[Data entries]
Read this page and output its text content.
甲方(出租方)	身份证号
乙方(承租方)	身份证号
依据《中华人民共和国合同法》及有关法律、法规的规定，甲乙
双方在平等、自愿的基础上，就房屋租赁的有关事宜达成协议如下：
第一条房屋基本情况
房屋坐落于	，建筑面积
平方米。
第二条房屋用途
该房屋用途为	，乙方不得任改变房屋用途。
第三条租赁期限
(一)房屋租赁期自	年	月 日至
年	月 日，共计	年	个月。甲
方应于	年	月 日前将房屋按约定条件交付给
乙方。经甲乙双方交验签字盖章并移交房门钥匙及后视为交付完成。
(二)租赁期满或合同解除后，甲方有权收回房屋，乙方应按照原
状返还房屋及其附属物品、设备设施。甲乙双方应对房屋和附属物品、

§ EXERCISE AIM: Repeat every entry word for word.

§ SOLUTION FOR THIS EXERCISE:
Read this page and output its text content.
甲方(出租方)	身份证号
乙方(承租方)	身份证号
依据《中华人民共和国合同法》及有关法律、法规的规定，甲乙
双方在平等、自愿的基础上，就房屋租赁的有关事宜达成协议如下：
第一条房屋基本情况
房屋坐落于	，建筑面积
平方米。
第二条房屋用途
该房屋用途为	，乙方不得任改变房屋用途。
第三条租赁期限
(一)房屋租赁期自	年	月 日至
年	月 日，共计	年	个月。甲
方应于	年	月 日前将房屋按约定条件交付给
乙方。经甲乙双方交验签字盖章并移交房门钥匙及后视为交付完成。
(二)租赁期满或合同解除后，甲方有权收回房屋，乙方应按照原
状返还房屋及其附属物品、设备设施。甲乙双方应对房屋和附属物品、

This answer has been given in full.